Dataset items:

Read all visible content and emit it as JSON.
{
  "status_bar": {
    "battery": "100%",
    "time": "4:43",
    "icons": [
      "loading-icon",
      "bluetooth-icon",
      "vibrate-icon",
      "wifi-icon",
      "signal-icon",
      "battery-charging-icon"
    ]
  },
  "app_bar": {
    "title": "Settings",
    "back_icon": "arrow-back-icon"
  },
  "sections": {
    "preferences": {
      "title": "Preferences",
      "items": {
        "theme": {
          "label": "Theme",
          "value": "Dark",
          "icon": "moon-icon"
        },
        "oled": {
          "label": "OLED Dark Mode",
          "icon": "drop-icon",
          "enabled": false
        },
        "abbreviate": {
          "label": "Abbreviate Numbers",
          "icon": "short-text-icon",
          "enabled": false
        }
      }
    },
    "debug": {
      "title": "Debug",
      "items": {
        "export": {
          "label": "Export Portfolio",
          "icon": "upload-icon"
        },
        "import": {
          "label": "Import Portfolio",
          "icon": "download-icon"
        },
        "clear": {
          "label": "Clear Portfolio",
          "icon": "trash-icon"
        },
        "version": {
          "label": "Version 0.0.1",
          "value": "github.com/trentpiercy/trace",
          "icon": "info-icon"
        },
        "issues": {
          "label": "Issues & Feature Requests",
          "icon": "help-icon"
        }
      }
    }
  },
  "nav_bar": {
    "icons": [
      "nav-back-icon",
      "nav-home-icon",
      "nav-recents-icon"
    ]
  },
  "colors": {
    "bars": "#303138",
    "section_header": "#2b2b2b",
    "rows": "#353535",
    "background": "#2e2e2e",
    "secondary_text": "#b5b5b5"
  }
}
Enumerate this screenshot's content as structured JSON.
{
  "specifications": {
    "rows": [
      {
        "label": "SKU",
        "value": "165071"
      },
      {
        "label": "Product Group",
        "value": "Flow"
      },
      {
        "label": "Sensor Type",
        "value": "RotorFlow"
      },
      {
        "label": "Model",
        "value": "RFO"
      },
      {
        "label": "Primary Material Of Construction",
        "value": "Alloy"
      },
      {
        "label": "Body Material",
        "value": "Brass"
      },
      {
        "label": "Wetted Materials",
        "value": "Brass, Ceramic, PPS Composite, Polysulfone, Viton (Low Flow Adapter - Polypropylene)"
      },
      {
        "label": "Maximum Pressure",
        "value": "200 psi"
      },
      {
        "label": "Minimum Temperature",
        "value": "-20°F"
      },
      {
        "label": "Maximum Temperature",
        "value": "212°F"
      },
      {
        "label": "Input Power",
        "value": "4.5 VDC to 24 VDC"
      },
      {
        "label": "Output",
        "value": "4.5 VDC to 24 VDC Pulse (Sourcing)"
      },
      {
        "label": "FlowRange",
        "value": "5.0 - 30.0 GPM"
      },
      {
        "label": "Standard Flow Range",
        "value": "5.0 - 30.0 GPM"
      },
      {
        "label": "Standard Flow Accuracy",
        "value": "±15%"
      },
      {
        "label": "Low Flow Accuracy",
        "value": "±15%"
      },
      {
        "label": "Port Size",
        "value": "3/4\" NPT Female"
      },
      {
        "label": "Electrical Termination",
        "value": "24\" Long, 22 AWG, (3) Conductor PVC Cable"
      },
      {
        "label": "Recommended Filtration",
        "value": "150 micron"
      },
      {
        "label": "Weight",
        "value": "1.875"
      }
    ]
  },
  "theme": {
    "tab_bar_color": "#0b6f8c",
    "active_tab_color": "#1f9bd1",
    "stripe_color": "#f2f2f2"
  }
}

Exercise brief: Go through the entries and return each line where the word "title" appears.

Exercise result:
    "title": "Settings",
      "title": "Preferences",
      "title": "Debug",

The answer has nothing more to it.